What to produce | Reproduce the records below in their entirety, character for character.

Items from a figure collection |
● ● ● ●

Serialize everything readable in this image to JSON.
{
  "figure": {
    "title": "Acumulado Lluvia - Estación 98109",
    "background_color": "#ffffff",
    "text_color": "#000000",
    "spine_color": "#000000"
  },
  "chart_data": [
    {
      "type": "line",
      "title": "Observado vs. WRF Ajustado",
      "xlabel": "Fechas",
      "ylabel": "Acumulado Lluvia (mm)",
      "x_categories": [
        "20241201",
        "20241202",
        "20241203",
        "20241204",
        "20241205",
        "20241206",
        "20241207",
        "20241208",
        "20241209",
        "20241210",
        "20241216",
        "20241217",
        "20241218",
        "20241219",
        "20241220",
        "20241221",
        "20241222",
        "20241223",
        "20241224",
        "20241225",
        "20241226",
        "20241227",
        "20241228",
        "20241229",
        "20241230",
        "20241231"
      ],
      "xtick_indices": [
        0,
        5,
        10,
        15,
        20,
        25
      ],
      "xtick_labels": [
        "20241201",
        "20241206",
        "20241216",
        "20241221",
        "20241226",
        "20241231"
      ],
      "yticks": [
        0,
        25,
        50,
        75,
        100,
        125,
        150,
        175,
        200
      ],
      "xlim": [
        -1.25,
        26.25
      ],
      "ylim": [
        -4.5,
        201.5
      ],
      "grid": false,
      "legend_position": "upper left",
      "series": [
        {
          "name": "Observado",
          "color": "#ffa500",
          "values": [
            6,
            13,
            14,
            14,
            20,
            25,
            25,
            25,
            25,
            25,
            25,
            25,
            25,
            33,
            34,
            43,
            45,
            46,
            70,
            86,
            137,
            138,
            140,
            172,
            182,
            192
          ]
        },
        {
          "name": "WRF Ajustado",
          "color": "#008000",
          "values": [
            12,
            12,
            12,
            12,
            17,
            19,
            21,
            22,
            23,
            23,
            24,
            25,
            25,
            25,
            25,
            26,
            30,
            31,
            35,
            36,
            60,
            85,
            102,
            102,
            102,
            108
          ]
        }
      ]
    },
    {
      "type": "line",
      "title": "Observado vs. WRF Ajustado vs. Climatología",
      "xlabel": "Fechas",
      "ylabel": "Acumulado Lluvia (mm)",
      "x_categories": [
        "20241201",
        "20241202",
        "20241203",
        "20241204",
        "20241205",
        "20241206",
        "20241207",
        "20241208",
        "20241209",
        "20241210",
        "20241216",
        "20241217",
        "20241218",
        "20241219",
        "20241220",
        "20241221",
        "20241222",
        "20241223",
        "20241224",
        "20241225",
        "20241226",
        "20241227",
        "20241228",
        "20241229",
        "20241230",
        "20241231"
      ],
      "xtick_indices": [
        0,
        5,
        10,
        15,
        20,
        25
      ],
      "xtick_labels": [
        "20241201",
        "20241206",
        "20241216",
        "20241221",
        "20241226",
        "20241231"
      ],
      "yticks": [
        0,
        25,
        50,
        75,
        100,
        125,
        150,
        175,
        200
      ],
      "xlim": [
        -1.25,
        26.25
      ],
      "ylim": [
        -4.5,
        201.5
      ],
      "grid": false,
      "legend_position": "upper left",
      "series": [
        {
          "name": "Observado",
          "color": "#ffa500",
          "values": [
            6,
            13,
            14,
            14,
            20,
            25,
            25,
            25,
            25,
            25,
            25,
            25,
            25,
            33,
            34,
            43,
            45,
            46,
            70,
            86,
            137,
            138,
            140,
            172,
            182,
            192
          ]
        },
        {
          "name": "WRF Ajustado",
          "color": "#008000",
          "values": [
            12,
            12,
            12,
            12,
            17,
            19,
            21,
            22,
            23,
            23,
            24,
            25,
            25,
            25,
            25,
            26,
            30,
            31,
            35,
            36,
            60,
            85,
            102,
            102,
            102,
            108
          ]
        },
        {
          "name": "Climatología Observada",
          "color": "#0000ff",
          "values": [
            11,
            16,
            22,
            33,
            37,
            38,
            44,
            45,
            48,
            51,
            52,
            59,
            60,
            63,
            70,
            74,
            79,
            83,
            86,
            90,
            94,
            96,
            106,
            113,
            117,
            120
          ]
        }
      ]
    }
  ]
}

● ● ● ●

Result below |
Serialize everything readable in this image to JSON.
{
  "figure": {
    "title": "Acumulado Lluvia - Estación 98109",
    "background_color": "#ffffff",
    "text_color": "#000000",
    "spine_color": "#000000"
  },
  "chart_data": [
    {
      "type": "line",
      "title": "Observado vs. WRF Ajustado",
      "xlabel": "Fechas",
      "ylabel": "Acumulado Lluvia (mm)",
      "x_categories": [
        "20241201",
        "20241202",
        "20241203",
        "20241204",
        "20241205",
        "20241206",
        "20241207",
        "20241208",
        "20241209",
        "20241210",
        "20241216",
        "20241217",
        "20241218",
        "20241219",
        "20241220",
        "20241221",
        "20241222",
        "20241223",
        "20241224",
        "20241225",
        "20241226",
        "20241227",
        "20241228",
        "20241229",
        "20241230",
        "20241231"
      ],
      "xtick_indices": [
        0,
        5,
        10,
        15,
        20,
        25
      ],
      "xtick_labels": [
        "20241201",
        "20241206",
        "20241216",
        "20241221",
        "20241226",
        "20241231"
      ],
      "yticks": [
        0,
        25,
        50,
        75,
        100,
        125,
        150,
        175,
        200
      ],
      "xlim": [
        -1.25,
        26.25
      ],
      "ylim": [
        -4.5,
        201.5
      ],
      "grid": false,
      "legend_position": "upper left",
      "series": [
        {
          "name": "Observado",
          "color": "#ffa500",
          "values": [
            6,
            13,
            14,
            14,
            20,
            25,
            25,
            25,
            25,
            25,
            25,
            25,
            25,
            33,
            34,
            43,
            45,
            46,
            70,
            86,
            137,
            138,
            140,
            172,
            182,
            192
          ]
        },
        {
          "name": "WRF Ajustado",
          "color": "#008000",
          "values": [
            12,
            12,
            12,
            12,
            17,
            19,
            21,
            22,
            23,
            23,
            24,
            25,
            25,
            25,
            25,
            26,
            30,
            31,
            35,
            36,
            60,
            85,
            102,
            102,
            102,
            108
          ]
        }
      ]
    },
    {
      "type": "line",
      "title": "Observado vs. WRF Ajustado vs. Climatología",
      "xlabel": "Fechas",
      "ylabel": "Acumulado Lluvia (mm)",
      "x_categories": [
        "20241201",
        "20241202",
        "20241203",
        "20241204",
        "20241205",
        "20241206",
        "20241207",
        "20241208",
        "20241209",
        "20241210",
        "20241216",
        "20241217",
        "20241218",
        "20241219",
        "20241220",
        "20241221",
        "20241222",
        "20241223",
        "20241224",
        "20241225",
        "20241226",
        "20241227",
        "20241228",
        "20241229",
        "20241230",
        "20241231"
      ],
      "xtick_indices": [
        0,
        5,
        10,
        15,
        20,
        25
      ],
      "xtick_labels": [
        "20241201",
        "20241206",
        "20241216",
        "20241221",
        "20241226",
        "20241231"
      ],
      "yticks": [
        0,
        25,
        50,
        75,
        100,
        125,
        150,
        175,
        200
      ],
      "xlim": [
        -1.25,
        26.25
      ],
      "ylim": [
        -4.5,
        201.5
      ],
      "grid": false,
      "legend_position": "upper left",
      "series": [
        {
          "name": "Observado",
          "color": "#ffa500",
          "values": [
            6,
            13,
            14,
            14,
            20,
            25,
            25,
            25,
            25,
            25,
            25,
            25,
            25,
            33,
            34,
            43,
            45,
            46,
            70,
            86,
            137,
            138,
            140,
            172,
            182,
            192
          ]
        },
        {
          "name": "WRF Ajustado",
          "color": "#008000",
          "values": [
            12,
            12,
            12,
            12,
            17,
            19,
            21,
            22,
            23,
            23,
            24,
            25,
            25,
            25,
            25,
            26,
            30,
            31,
            35,
            36,
            60,
            85,
            102,
            102,
            102,
            108
          ]
        },
        {
          "name": "Climatología Observada",
          "color": "#0000ff",
          "values": [
            11,
            16,
            22,
            33,
            37,
            38,
            44,
            45,
            48,
            51,
            52,
            59,
            60,
            63,
            70,
            74,
            79,
            83,
            86,
            90,
            94,
            96,
            106,
            113,
            117,
            120
          ]
        }
      ]
    }
  ]
}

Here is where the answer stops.